>>>

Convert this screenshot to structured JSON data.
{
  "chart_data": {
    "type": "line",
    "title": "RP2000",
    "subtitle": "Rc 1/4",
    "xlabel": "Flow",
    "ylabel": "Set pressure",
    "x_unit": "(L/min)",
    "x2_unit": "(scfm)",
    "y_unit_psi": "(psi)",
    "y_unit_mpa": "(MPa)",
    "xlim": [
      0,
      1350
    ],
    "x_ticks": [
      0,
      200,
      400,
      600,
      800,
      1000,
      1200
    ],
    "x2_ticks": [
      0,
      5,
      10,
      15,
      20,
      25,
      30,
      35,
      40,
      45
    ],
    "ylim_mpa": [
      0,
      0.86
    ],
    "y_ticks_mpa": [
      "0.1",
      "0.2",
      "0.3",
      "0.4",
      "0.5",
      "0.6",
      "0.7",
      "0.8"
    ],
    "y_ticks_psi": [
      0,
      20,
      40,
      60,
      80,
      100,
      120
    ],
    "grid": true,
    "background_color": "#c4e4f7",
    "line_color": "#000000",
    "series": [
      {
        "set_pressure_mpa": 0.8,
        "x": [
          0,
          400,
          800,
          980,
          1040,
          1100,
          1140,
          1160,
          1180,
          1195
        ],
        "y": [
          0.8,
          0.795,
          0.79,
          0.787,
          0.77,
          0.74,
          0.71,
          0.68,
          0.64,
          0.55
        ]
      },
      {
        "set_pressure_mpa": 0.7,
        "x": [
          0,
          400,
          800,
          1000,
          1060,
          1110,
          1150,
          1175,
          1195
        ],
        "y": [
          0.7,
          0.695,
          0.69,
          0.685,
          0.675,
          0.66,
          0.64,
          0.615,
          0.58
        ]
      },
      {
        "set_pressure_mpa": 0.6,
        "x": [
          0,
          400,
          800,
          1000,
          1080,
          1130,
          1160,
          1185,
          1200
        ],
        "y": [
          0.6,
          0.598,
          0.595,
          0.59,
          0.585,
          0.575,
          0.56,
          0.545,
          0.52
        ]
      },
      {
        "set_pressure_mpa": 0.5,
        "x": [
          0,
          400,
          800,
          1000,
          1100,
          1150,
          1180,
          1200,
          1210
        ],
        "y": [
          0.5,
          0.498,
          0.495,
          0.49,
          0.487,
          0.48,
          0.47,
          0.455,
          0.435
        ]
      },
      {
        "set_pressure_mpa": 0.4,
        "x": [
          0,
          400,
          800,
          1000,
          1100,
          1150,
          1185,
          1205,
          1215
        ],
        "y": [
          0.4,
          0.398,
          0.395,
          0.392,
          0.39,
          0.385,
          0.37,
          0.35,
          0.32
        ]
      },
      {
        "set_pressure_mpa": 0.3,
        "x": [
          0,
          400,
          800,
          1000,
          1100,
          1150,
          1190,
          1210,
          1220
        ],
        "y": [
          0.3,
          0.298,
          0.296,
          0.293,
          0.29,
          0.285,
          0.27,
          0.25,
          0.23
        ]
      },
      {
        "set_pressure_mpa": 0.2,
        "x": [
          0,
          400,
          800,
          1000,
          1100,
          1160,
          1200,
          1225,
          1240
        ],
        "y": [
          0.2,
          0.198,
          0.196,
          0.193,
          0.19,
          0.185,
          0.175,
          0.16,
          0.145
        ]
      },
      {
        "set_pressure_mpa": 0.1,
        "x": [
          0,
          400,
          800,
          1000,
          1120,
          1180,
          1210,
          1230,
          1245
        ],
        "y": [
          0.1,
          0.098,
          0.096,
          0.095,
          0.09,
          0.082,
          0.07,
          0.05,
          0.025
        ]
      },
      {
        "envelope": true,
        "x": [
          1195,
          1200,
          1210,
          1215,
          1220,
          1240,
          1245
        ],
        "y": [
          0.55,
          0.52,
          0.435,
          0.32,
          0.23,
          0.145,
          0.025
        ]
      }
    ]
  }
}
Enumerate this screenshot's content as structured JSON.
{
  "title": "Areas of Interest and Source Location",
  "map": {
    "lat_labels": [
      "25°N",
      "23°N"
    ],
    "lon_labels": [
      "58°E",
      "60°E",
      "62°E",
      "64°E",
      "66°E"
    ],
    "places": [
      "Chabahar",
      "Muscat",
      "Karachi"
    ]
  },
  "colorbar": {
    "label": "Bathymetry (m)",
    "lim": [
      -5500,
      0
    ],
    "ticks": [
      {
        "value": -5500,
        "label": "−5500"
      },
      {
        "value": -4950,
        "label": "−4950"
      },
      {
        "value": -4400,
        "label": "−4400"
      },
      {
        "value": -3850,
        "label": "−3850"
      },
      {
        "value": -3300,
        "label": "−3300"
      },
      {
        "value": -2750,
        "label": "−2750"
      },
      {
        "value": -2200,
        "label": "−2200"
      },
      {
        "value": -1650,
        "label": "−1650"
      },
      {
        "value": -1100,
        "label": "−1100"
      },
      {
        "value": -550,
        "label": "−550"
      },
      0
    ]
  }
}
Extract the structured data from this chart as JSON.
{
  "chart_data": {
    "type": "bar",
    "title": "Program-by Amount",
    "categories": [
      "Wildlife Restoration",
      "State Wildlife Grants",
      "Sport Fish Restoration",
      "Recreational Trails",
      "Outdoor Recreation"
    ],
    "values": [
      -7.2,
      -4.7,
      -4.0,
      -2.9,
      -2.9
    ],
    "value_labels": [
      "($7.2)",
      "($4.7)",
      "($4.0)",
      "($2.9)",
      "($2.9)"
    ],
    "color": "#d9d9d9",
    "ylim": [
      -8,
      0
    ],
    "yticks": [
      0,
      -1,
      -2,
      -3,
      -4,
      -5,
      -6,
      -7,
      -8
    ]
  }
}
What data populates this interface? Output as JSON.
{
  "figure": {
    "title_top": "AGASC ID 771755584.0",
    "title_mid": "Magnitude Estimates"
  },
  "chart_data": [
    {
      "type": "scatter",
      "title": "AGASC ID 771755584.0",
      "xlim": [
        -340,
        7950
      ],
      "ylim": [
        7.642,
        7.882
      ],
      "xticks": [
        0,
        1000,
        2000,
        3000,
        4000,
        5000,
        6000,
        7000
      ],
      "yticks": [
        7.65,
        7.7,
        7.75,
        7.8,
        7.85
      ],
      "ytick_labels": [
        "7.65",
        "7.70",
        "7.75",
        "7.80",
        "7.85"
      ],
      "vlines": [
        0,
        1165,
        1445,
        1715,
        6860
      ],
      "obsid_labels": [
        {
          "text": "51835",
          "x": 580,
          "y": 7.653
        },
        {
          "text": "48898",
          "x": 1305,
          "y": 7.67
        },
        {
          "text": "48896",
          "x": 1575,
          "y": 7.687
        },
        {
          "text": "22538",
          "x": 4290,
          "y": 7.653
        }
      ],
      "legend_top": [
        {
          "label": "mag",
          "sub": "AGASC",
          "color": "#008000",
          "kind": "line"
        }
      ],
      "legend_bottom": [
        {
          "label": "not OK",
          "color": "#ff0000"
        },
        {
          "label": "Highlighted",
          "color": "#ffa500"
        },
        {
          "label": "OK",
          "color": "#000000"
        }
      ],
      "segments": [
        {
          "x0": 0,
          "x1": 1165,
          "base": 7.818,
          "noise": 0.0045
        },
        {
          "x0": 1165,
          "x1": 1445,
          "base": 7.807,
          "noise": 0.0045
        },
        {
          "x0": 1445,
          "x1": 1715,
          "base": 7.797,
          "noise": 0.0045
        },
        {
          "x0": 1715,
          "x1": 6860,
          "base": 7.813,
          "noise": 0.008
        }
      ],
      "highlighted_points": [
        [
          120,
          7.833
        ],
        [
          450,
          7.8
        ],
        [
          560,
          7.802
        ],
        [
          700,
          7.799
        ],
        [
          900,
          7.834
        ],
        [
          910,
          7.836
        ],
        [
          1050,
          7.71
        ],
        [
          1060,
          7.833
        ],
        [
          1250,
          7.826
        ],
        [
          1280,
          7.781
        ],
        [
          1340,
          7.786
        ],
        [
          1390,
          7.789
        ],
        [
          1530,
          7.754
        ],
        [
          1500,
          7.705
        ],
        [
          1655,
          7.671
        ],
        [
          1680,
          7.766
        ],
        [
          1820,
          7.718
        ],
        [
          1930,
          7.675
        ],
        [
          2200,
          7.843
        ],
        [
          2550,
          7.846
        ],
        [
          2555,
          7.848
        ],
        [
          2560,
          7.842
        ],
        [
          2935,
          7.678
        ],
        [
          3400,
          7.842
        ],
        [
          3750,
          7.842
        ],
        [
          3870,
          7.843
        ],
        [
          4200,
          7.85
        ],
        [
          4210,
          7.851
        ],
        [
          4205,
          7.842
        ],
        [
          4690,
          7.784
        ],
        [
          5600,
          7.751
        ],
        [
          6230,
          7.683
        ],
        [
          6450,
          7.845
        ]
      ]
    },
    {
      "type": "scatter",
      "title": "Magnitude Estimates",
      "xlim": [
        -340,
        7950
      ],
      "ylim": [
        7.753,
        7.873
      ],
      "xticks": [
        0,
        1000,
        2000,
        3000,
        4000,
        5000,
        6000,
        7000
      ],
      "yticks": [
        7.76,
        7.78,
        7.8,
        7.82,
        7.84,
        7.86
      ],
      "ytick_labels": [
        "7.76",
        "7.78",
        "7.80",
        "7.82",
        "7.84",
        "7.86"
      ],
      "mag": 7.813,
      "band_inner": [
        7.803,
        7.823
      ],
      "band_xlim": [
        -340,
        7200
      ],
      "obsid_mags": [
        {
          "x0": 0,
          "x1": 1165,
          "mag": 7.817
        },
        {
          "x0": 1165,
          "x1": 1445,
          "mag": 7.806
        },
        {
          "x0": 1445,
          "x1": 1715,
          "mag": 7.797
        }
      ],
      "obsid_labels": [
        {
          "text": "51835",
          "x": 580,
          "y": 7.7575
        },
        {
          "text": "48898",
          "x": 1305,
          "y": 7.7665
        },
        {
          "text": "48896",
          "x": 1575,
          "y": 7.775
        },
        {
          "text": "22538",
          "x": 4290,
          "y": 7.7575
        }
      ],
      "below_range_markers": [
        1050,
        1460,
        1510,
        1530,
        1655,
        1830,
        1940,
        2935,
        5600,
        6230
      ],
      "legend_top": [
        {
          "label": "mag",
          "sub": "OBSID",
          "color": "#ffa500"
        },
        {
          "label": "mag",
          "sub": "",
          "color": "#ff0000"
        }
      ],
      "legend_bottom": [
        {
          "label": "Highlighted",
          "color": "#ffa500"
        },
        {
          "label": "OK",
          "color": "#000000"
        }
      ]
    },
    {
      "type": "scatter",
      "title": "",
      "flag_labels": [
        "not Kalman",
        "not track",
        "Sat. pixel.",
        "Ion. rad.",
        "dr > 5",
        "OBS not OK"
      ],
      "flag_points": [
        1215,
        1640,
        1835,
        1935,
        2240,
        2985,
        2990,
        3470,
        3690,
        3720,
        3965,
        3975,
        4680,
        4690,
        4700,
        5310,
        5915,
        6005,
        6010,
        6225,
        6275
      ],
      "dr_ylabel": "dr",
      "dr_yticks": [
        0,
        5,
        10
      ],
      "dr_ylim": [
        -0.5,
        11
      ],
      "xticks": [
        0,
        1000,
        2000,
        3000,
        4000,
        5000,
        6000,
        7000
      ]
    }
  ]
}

<<<

> _STATED PROBLEM_:
Only lines holding the string "Restoration" are wanted; gather each one from the entries above.

> _COMPLETE OUTPUT_:
      "Wildlife Restoration",
      "Sport Fish Restoration",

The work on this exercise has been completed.